| GIVEN TASK |
Quote the listing below in its entirety, omitting every image.
# START OF EXERCISE DATA
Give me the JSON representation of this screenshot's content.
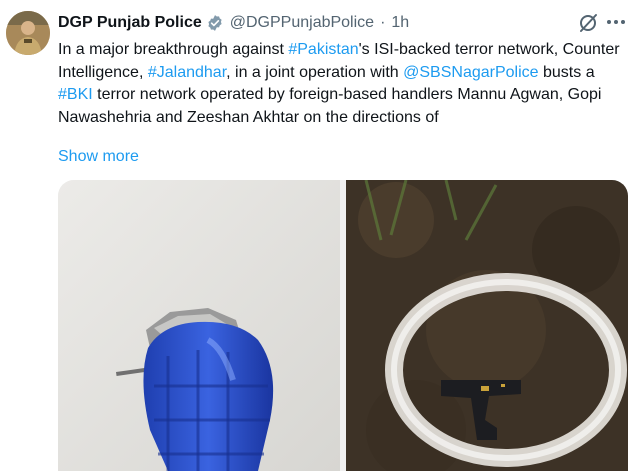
{
  "author": {
    "name": "DGP Punjab Police",
    "handle": "@DGPPunjabPolice",
    "separator": "·",
    "time": "1h",
    "verified_icon": "verified-badge-icon",
    "avatar_icon": "profile-avatar"
  },
  "tweet": {
    "seg1": "In a major breakthrough against ",
    "tag_pakistan": "#Pakistan",
    "seg2": "'s ISI-backed terror network, Counter Intelligence, ",
    "tag_jalandhar": "#Jalandhar",
    "seg3": ", in a joint operation with ",
    "mention_sbs": "@SBSNagarPolice",
    "seg4": " busts a ",
    "tag_bki": "#BKI",
    "seg5": " terror network operated by foreign-based handlers Mannu Agwan, Gopi Nawashehria and Zeeshan Akhtar on the directions of",
    "show_more": "Show more"
  },
  "actions": {
    "grok_icon": "grok-icon",
    "more_icon": "more-options-icon"
  },
  "media": [
    {
      "icon": "photo-grenade"
    },
    {
      "icon": "photo-pistol-in-chalk-circle"
    }
  ],
  "colors": {
    "link": "#1d9bf0",
    "secondary_text": "#536471",
    "primary_text": "#0f1419"
  }
}
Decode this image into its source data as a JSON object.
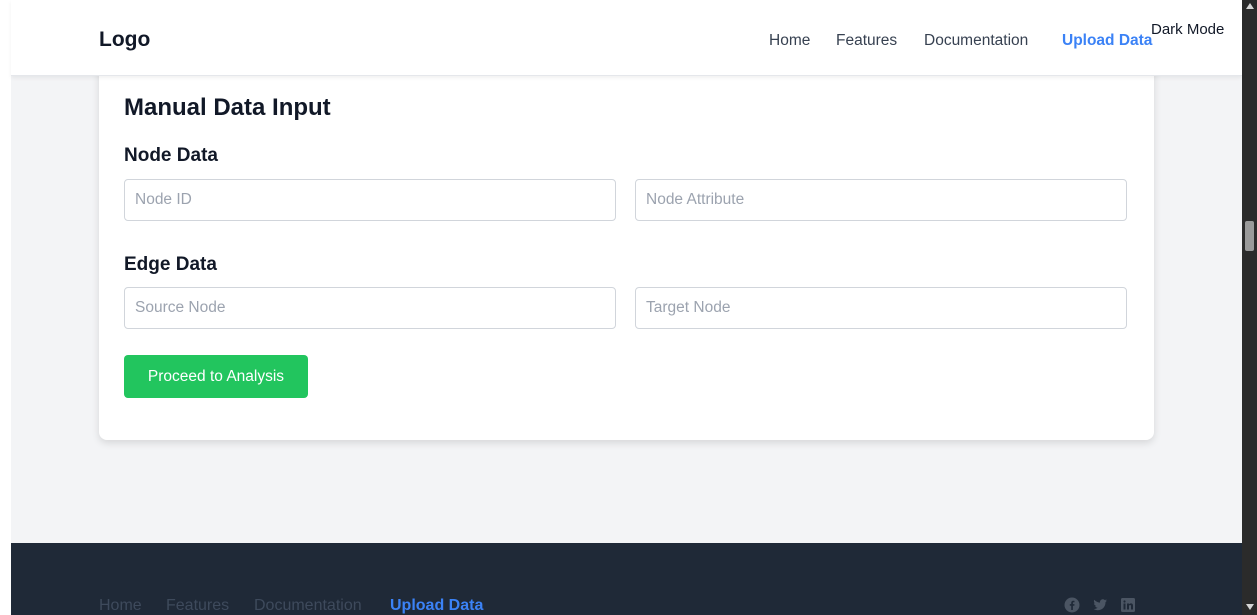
{
  "header": {
    "logo": "Logo",
    "nav": [
      {
        "label": "Home"
      },
      {
        "label": "Features"
      },
      {
        "label": "Documentation"
      },
      {
        "label": "Upload Data"
      }
    ],
    "dark_mode": "Dark Mode"
  },
  "card": {
    "title": "Manual Data Input",
    "node_section": {
      "title": "Node Data",
      "node_id_placeholder": "Node ID",
      "node_attribute_placeholder": "Node Attribute"
    },
    "edge_section": {
      "title": "Edge Data",
      "source_placeholder": "Source Node",
      "target_placeholder": "Target Node"
    },
    "proceed_button": "Proceed to Analysis"
  },
  "footer": {
    "nav": [
      {
        "label": "Home"
      },
      {
        "label": "Features"
      },
      {
        "label": "Documentation"
      },
      {
        "label": "Upload Data"
      }
    ],
    "social": [
      "facebook-icon",
      "twitter-icon",
      "linkedin-icon"
    ]
  },
  "colors": {
    "accent": "#3b82f6",
    "success": "#22c55e",
    "footer_bg": "#1f2937"
  }
}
# END OF EXERCISE DATA
| THE RESPONSE |
Give me the JSON representation of this screenshot's content.
{
  "author": {
    "name": "DGP Punjab Police",
    "handle": "@DGPPunjabPolice",
    "separator": "·",
    "time": "1h",
    "verified_icon": "verified-badge-icon",
    "avatar_icon": "profile-avatar"
  },
  "tweet": {
    "seg1": "In a major breakthrough against ",
    "tag_pakistan": "#Pakistan",
    "seg2": "'s ISI-backed terror network, Counter Intelligence, ",
    "tag_jalandhar": "#Jalandhar",
    "seg3": ", in a joint operation with ",
    "mention_sbs": "@SBSNagarPolice",
    "seg4": " busts a ",
    "tag_bki": "#BKI",
    "seg5": " terror network operated by foreign-based handlers Mannu Agwan, Gopi Nawashehria and Zeeshan Akhtar on the directions of",
    "show_more": "Show more"
  },
  "actions": {
    "grok_icon": "grok-icon",
    "more_icon": "more-options-icon"
  },
  "media": [
    {
      "icon": "photo-grenade"
    },
    {
      "icon": "photo-pistol-in-chalk-circle"
    }
  ],
  "colors": {
    "link": "#1d9bf0",
    "secondary_text": "#536471",
    "primary_text": "#0f1419"
  }
}
Decode this image into its source data as a JSON object.
{
  "header": {
    "logo": "Logo",
    "nav": [
      {
        "label": "Home"
      },
      {
        "label": "Features"
      },
      {
        "label": "Documentation"
      },
      {
        "label": "Upload Data"
      }
    ],
    "dark_mode": "Dark Mode"
  },
  "card": {
    "title": "Manual Data Input",
    "node_section": {
      "title": "Node Data",
      "node_id_placeholder": "Node ID",
      "node_attribute_placeholder": "Node Attribute"
    },
    "edge_section": {
      "title": "Edge Data",
      "source_placeholder": "Source Node",
      "target_placeholder": "Target Node"
    },
    "proceed_button": "Proceed to Analysis"
  },
  "footer": {
    "nav": [
      {
        "label": "Home"
      },
      {
        "label": "Features"
      },
      {
        "label": "Documentation"
      },
      {
        "label": "Upload Data"
      }
    ],
    "social": [
      "facebook-icon",
      "twitter-icon",
      "linkedin-icon"
    ]
  },
  "colors": {
    "accent": "#3b82f6",
    "success": "#22c55e",
    "footer_bg": "#1f2937"
  }
}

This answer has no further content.